Task objective: Copy out the entries below in full and exactly.

** Begin **

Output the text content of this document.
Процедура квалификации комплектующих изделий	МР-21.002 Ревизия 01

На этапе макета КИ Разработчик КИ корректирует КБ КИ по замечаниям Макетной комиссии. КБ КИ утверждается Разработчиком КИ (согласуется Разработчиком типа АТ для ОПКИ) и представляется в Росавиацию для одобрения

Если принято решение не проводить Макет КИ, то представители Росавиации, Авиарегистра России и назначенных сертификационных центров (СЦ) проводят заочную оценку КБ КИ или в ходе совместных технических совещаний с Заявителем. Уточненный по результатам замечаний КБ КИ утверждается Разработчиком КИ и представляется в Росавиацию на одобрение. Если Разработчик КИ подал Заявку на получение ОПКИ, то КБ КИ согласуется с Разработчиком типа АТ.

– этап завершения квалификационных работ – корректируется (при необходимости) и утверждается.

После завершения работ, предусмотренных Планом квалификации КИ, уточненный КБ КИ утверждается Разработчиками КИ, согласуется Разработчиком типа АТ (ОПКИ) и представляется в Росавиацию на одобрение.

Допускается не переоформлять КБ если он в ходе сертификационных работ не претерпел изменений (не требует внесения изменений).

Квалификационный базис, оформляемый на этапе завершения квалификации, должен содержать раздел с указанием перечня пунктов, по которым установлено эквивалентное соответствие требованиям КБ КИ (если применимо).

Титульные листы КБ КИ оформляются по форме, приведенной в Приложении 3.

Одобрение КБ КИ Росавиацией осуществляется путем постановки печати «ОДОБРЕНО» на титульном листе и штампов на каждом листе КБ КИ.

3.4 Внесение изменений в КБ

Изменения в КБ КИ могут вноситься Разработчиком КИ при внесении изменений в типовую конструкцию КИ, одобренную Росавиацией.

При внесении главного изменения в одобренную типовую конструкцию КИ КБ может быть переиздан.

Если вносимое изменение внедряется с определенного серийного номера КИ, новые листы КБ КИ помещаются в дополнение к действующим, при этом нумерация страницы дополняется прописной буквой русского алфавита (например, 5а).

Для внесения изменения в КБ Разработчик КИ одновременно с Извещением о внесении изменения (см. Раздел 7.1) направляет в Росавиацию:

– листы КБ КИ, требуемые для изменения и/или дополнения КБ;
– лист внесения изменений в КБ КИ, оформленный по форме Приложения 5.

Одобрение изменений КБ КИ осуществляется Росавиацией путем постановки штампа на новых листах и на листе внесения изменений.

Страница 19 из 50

** End **

Right answer:
Output the text content of this document.
Процедура квалификации комплектующих изделий	МР-21.002 Ревизия 01

На этапе макета КИ Разработчик КИ корректирует КБ КИ по замечаниям Макетной комиссии. КБ КИ утверждается Разработчиком КИ (согласуется Разработчиком типа АТ для ОПКИ) и представляется в Росавиацию для одобрения

Если принято решение не проводить Макет КИ, то представители Росавиации, Авиарегистра России и назначенных сертификационных центров (СЦ) проводят заочную оценку КБ КИ или в ходе совместных технических совещаний с Заявителем. Уточненный по результатам замечаний КБ КИ утверждается Разработчиком КИ и представляется в Росавиацию на одобрение. Если Разработчик КИ подал Заявку на получение ОПКИ, то КБ КИ согласуется с Разработчиком типа АТ.

– этап завершения квалификационных работ – корректируется (при необходимости) и утверждается.

После завершения работ, предусмотренных Планом квалификации КИ, уточненный КБ КИ утверждается Разработчиками КИ, согласуется Разработчиком типа АТ (ОПКИ) и представляется в Росавиацию на одобрение.

Допускается не переоформлять КБ если он в ходе сертификационных работ не претерпел изменений (не требует внесения изменений).

Квалификационный базис, оформляемый на этапе завершения квалификации, должен содержать раздел с указанием перечня пунктов, по которым установлено эквивалентное соответствие требованиям КБ КИ (если применимо).

Титульные листы КБ КИ оформляются по форме, приведенной в Приложении 3.

Одобрение КБ КИ Росавиацией осуществляется путем постановки печати «ОДОБРЕНО» на титульном листе и штампов на каждом листе КБ КИ.

3.4 Внесение изменений в КБ

Изменения в КБ КИ могут вноситься Разработчиком КИ при внесении изменений в типовую конструкцию КИ, одобренную Росавиацией.

При внесении главного изменения в одобренную типовую конструкцию КИ КБ может быть переиздан.

Если вносимое изменение внедряется с определенного серийного номера КИ, новые листы КБ КИ помещаются в дополнение к действующим, при этом нумерация страницы дополняется прописной буквой русского алфавита (например, 5а).

Для внесения изменения в КБ Разработчик КИ одновременно с Извещением о внесении изменения (см. Раздел 7.1) направляет в Росавиацию:

– листы КБ КИ, требуемые для изменения и/или дополнения КБ;
– лист внесения изменений в КБ КИ, оформленный по форме Приложения 5.

Одобрение изменений КБ КИ осуществляется Росавиацией путем постановки штампа на новых листах и на листе внесения изменений.

Страница 19 из 50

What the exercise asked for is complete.